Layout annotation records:
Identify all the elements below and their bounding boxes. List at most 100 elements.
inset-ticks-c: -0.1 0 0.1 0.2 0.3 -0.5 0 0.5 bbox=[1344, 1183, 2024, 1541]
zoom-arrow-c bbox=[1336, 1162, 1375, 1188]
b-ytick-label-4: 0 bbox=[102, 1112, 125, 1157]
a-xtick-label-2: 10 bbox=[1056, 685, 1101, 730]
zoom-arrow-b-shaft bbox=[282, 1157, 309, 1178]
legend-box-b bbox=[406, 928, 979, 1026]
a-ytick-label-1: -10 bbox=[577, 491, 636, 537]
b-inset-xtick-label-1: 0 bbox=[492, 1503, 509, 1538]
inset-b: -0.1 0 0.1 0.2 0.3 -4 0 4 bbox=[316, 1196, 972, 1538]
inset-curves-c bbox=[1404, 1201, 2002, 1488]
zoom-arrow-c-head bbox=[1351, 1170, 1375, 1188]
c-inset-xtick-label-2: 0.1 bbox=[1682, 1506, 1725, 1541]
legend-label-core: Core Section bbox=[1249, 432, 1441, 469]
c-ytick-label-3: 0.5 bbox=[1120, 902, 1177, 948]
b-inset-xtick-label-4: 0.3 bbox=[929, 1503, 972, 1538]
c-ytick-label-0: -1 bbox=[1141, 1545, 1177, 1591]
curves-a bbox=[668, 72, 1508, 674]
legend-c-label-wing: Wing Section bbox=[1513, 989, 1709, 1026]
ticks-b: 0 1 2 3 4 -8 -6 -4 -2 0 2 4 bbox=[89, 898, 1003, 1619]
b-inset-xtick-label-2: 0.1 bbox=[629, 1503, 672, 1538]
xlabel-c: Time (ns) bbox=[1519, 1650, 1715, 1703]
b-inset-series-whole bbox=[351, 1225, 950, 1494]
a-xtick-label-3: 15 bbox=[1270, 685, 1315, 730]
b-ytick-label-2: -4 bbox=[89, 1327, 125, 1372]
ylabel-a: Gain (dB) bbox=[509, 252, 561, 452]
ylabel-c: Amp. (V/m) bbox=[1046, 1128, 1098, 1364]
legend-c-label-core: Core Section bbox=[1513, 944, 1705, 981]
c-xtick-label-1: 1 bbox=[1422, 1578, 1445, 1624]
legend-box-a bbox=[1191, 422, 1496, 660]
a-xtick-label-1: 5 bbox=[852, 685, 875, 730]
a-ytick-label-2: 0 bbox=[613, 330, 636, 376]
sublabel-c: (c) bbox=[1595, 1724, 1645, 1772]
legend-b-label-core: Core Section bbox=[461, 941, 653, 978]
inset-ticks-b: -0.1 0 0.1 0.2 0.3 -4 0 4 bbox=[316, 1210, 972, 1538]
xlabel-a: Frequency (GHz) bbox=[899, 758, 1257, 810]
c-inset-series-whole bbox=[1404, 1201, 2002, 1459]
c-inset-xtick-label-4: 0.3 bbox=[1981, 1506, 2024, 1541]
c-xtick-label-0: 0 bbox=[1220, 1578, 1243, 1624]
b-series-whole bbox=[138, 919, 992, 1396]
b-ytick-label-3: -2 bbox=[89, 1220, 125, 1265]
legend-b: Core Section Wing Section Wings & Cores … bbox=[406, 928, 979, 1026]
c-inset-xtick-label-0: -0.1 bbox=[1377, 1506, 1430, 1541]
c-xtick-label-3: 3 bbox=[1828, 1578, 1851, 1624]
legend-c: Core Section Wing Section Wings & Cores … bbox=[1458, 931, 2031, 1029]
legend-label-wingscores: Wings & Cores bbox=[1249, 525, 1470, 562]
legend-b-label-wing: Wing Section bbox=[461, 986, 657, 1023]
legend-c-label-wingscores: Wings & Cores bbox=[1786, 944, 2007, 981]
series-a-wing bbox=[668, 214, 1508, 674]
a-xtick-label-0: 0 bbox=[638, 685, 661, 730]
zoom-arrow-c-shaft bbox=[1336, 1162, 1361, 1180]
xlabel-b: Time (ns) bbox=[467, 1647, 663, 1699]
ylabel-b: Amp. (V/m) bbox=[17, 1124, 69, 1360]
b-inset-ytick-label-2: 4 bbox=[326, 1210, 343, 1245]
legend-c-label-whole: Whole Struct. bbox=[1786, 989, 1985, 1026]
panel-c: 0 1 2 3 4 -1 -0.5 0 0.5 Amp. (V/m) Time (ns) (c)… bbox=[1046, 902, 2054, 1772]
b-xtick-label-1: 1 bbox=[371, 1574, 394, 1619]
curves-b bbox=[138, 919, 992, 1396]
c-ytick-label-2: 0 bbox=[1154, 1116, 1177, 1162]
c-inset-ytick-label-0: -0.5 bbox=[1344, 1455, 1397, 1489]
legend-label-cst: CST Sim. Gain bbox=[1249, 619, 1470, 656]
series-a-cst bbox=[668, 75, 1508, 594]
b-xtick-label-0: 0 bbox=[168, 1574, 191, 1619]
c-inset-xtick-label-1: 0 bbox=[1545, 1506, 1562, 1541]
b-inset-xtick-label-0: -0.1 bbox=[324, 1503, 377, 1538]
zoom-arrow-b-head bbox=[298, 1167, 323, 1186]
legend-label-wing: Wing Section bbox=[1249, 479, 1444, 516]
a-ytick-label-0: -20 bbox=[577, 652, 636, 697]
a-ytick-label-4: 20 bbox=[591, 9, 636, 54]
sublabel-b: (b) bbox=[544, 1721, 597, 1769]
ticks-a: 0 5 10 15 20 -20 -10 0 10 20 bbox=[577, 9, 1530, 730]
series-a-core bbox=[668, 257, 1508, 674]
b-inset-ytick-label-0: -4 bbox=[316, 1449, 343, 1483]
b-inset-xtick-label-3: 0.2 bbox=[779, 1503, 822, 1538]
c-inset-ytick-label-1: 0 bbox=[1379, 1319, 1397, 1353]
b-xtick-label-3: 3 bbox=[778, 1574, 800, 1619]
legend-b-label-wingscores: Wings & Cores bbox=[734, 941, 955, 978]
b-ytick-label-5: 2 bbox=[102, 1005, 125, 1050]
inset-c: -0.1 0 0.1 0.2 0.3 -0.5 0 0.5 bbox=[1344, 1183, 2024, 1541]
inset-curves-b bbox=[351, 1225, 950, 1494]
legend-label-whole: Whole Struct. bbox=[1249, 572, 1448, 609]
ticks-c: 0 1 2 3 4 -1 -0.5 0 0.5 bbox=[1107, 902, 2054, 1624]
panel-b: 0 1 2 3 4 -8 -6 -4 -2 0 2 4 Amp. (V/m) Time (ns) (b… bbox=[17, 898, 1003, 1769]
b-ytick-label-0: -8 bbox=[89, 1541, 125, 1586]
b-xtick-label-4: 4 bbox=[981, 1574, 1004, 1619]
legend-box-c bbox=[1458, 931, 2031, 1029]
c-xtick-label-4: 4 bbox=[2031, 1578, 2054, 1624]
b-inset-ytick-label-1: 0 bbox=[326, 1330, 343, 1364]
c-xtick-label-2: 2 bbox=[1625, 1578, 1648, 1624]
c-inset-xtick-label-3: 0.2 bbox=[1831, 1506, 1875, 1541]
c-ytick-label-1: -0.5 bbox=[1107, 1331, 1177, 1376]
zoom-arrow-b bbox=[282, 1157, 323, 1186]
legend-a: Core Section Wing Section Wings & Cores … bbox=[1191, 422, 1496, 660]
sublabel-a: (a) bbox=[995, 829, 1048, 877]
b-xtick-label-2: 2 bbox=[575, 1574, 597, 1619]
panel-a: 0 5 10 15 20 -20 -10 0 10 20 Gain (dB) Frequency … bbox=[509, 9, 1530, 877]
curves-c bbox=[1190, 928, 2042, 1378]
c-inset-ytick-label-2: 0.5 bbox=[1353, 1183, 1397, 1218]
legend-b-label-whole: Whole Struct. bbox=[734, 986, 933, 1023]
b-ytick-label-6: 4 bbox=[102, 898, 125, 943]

**Exercise objective:** Turn the items from the start of the records through the line containing "zoom-arrow-c-head bbox=[1351, 1170, 1375, 1188]" into a numbered list, leaving out any blank lines.

**Output of the task:**
1. Identify all the elements below and their bounding boxes. List at most 100 elements.
2. inset-ticks-c: -0.1 0 0.1 0.2 0.3 -0.5 0 0.5 bbox=[1344, 1183, 2024, 1541]
3. zoom-arrow-c bbox=[1336, 1162, 1375, 1188]
4. b-ytick-label-4: 0 bbox=[102, 1112, 125, 1157]
5. a-xtick-label-2: 10 bbox=[1056, 685, 1101, 730]
6. zoom-arrow-b-shaft bbox=[282, 1157, 309, 1178]
7. legend-box-b bbox=[406, 928, 979, 1026]
8. a-ytick-label-1: -10 bbox=[577, 491, 636, 537]
9. b-inset-xtick-label-1: 0 bbox=[492, 1503, 509, 1538]
10. inset-b: -0.1 0 0.1 0.2 0.3 -4 0 4 bbox=[316, 1196, 972, 1538]
11. inset-curves-c bbox=[1404, 1201, 2002, 1488]
12. zoom-arrow-c-head bbox=[1351, 1170, 1375, 1188]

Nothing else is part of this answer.